[EXERCISE] The records below are to be copied word for word, with every picture left out.

[Data records]
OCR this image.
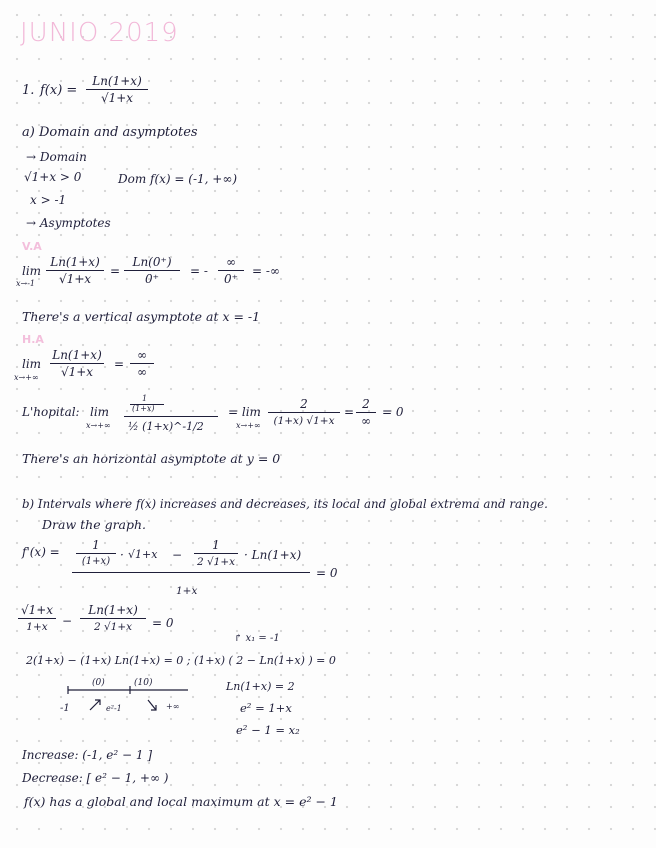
JUNIO 2019
1. f(x) =
Ln(1+x)
√1+x
a) Domain and asymptotes
→ Domain
√1+x > 0	Dom f(x) = (-1, +∞)
x > -1
→ Asymptotes
V.A
lim
x→-1
Ln(1+x)
√1+x
=
Ln(0⁺)
0⁺
= -
∞
0⁺
= -∞
There's a vertical asymptote at x = -1
H.A
lim
x→+∞
Ln(1+x)
√1+x
=
∞
∞
L'hopital: lim
x→+∞
1
(1+x)
½ (1+x)^-1/2
= lim
x→+∞
2
(1+x) √1+x
=
2
∞
= 0
There's an horizontal asymptote at y = 0
b) Intervals where f(x) increases and decreases, its local and global extrema and range.
Draw the graph.
f'(x) =	1
(1+x) · √1+x −
1
2 √1+x · Ln(1+x)
= 0
1+x
√1+x
1+x	−
Ln(1+x)
2 √1+x	= 0
↱ x₁ = -1
2(1+x) − (1+x) Ln(1+x) = 0 ; (1+x) ( 2 − Ln(1+x) ) = 0
Ln(1+x) = 2
e² = 1+x
e² − 1 = x₂
(0)	(10)
-1	e²-1	+∞
Increase: (-1, e² − 1 ]
Decrease: [ e² − 1, +∞ )
f(x) has a global and local maximum at x = e² − 1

[PROBLEM SOLUTION]
OCR this image.
JUNIO 2019
1. f(x) =
Ln(1+x)
√1+x
a) Domain and asymptotes
→ Domain
√1+x > 0	Dom f(x) = (-1, +∞)
x > -1
→ Asymptotes
V.A
lim
x→-1
Ln(1+x)
√1+x
=
Ln(0⁺)
0⁺
= -
∞
0⁺
= -∞
There's a vertical asymptote at x = -1
H.A
lim
x→+∞
Ln(1+x)
√1+x
=
∞
∞
L'hopital: lim
x→+∞
1
(1+x)
½ (1+x)^-1/2
= lim
x→+∞
2
(1+x) √1+x
=
2
∞
= 0
There's an horizontal asymptote at y = 0
b) Intervals where f(x) increases and decreases, its local and global extrema and range.
Draw the graph.
f'(x) =	1
(1+x) · √1+x −
1
2 √1+x · Ln(1+x)
= 0
1+x
√1+x
1+x	−
Ln(1+x)
2 √1+x	= 0
↱ x₁ = -1
2(1+x) − (1+x) Ln(1+x) = 0 ; (1+x) ( 2 − Ln(1+x) ) = 0
Ln(1+x) = 2
e² = 1+x
e² − 1 = x₂
(0)	(10)
-1	e²-1	+∞
Increase: (-1, e² − 1 ]
Decrease: [ e² − 1, +∞ )
f(x) has a global and local maximum at x = e² − 1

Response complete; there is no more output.